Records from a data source
-- BEGIN --

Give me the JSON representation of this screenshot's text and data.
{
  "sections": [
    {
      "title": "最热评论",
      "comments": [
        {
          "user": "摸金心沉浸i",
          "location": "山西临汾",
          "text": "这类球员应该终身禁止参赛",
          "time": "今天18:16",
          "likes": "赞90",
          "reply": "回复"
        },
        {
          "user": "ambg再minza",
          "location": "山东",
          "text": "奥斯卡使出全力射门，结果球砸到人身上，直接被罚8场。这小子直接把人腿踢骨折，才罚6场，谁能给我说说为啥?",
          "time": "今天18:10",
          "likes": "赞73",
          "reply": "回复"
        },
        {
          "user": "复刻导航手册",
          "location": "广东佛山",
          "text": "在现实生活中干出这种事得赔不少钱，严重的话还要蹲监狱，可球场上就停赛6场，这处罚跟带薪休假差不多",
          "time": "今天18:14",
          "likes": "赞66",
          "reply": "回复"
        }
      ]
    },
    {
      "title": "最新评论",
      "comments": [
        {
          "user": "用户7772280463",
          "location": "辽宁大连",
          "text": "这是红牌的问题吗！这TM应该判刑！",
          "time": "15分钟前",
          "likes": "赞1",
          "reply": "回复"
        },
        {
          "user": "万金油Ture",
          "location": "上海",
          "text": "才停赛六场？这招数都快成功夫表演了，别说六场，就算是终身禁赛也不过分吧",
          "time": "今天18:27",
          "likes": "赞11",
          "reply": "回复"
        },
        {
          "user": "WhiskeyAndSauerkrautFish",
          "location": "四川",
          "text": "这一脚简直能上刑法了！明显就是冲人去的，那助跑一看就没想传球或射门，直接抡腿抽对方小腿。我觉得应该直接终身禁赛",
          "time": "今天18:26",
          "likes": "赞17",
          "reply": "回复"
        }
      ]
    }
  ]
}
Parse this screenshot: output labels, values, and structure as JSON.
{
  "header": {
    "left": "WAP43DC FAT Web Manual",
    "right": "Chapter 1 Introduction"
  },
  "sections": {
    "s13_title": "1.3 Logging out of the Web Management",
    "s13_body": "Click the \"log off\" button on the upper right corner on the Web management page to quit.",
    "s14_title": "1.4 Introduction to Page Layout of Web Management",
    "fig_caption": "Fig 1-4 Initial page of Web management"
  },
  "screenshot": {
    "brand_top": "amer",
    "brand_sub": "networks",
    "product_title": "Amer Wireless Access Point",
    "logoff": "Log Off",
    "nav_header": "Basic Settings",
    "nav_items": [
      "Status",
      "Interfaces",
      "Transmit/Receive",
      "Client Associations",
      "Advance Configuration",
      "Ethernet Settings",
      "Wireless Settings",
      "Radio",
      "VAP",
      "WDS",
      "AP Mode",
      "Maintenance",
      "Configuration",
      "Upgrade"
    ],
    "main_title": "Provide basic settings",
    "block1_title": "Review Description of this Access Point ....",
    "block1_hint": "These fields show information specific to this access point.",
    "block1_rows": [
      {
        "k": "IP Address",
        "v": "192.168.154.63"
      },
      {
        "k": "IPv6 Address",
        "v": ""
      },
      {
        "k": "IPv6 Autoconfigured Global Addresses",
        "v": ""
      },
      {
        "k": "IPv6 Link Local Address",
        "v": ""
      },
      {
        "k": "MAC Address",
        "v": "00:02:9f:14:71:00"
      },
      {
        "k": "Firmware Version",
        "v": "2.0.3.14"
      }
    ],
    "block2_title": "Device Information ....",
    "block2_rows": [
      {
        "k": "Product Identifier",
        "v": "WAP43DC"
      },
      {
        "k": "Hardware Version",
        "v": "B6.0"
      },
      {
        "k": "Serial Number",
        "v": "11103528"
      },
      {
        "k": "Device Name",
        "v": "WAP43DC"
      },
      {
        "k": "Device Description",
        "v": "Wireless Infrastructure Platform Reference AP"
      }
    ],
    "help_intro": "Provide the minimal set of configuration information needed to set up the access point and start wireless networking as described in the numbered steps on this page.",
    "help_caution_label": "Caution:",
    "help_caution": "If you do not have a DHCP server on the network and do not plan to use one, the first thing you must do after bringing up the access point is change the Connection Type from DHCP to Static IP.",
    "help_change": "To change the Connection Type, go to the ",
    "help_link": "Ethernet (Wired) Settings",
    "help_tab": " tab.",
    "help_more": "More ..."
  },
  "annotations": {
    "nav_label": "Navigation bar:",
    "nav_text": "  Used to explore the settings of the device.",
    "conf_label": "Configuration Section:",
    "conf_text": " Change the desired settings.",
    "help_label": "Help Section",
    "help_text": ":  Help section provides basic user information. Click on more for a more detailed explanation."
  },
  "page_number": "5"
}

-- END --

→ Goal
Exactly reproduce every line of the records.

→ Solution to this task
Give me the JSON representation of this screenshot's text and data.
{
  "sections": [
    {
      "title": "最热评论",
      "comments": [
        {
          "user": "摸金心沉浸i",
          "location": "山西临汾",
          "text": "这类球员应该终身禁止参赛",
          "time": "今天18:16",
          "likes": "赞90",
          "reply": "回复"
        },
        {
          "user": "ambg再minza",
          "location": "山东",
          "text": "奥斯卡使出全力射门，结果球砸到人身上，直接被罚8场。这小子直接把人腿踢骨折，才罚6场，谁能给我说说为啥?",
          "time": "今天18:10",
          "likes": "赞73",
          "reply": "回复"
        },
        {
          "user": "复刻导航手册",
          "location": "广东佛山",
          "text": "在现实生活中干出这种事得赔不少钱，严重的话还要蹲监狱，可球场上就停赛6场，这处罚跟带薪休假差不多",
          "time": "今天18:14",
          "likes": "赞66",
          "reply": "回复"
        }
      ]
    },
    {
      "title": "最新评论",
      "comments": [
        {
          "user": "用户7772280463",
          "location": "辽宁大连",
          "text": "这是红牌的问题吗！这TM应该判刑！",
          "time": "15分钟前",
          "likes": "赞1",
          "reply": "回复"
        },
        {
          "user": "万金油Ture",
          "location": "上海",
          "text": "才停赛六场？这招数都快成功夫表演了，别说六场，就算是终身禁赛也不过分吧",
          "time": "今天18:27",
          "likes": "赞11",
          "reply": "回复"
        },
        {
          "user": "WhiskeyAndSauerkrautFish",
          "location": "四川",
          "text": "这一脚简直能上刑法了！明显就是冲人去的，那助跑一看就没想传球或射门，直接抡腿抽对方小腿。我觉得应该直接终身禁赛",
          "time": "今天18:26",
          "likes": "赞17",
          "reply": "回复"
        }
      ]
    }
  ]
}
Parse this screenshot: output labels, values, and structure as JSON.
{
  "header": {
    "left": "WAP43DC FAT Web Manual",
    "right": "Chapter 1 Introduction"
  },
  "sections": {
    "s13_title": "1.3 Logging out of the Web Management",
    "s13_body": "Click the \"log off\" button on the upper right corner on the Web management page to quit.",
    "s14_title": "1.4 Introduction to Page Layout of Web Management",
    "fig_caption": "Fig 1-4 Initial page of Web management"
  },
  "screenshot": {
    "brand_top": "amer",
    "brand_sub": "networks",
    "product_title": "Amer Wireless Access Point",
    "logoff": "Log Off",
    "nav_header": "Basic Settings",
    "nav_items": [
      "Status",
      "Interfaces",
      "Transmit/Receive",
      "Client Associations",
      "Advance Configuration",
      "Ethernet Settings",
      "Wireless Settings",
      "Radio",
      "VAP",
      "WDS",
      "AP Mode",
      "Maintenance",
      "Configuration",
      "Upgrade"
    ],
    "main_title": "Provide basic settings",
    "block1_title": "Review Description of this Access Point ....",
    "block1_hint": "These fields show information specific to this access point.",
    "block1_rows": [
      {
        "k": "IP Address",
        "v": "192.168.154.63"
      },
      {
        "k": "IPv6 Address",
        "v": ""
      },
      {
        "k": "IPv6 Autoconfigured Global Addresses",
        "v": ""
      },
      {
        "k": "IPv6 Link Local Address",
        "v": ""
      },
      {
        "k": "MAC Address",
        "v": "00:02:9f:14:71:00"
      },
      {
        "k": "Firmware Version",
        "v": "2.0.3.14"
      }
    ],
    "block2_title": "Device Information ....",
    "block2_rows": [
      {
        "k": "Product Identifier",
        "v": "WAP43DC"
      },
      {
        "k": "Hardware Version",
        "v": "B6.0"
      },
      {
        "k": "Serial Number",
        "v": "11103528"
      },
      {
        "k": "Device Name",
        "v": "WAP43DC"
      },
      {
        "k": "Device Description",
        "v": "Wireless Infrastructure Platform Reference AP"
      }
    ],
    "help_intro": "Provide the minimal set of configuration information needed to set up the access point and start wireless networking as described in the numbered steps on this page.",
    "help_caution_label": "Caution:",
    "help_caution": "If you do not have a DHCP server on the network and do not plan to use one, the first thing you must do after bringing up the access point is change the Connection Type from DHCP to Static IP.",
    "help_change": "To change the Connection Type, go to the ",
    "help_link": "Ethernet (Wired) Settings",
    "help_tab": " tab.",
    "help_more": "More ..."
  },
  "annotations": {
    "nav_label": "Navigation bar:",
    "nav_text": "  Used to explore the settings of the device.",
    "conf_label": "Configuration Section:",
    "conf_text": " Change the desired settings.",
    "help_label": "Help Section",
    "help_text": ":  Help section provides basic user information. Click on more for a more detailed explanation."
  },
  "page_number": "5"
}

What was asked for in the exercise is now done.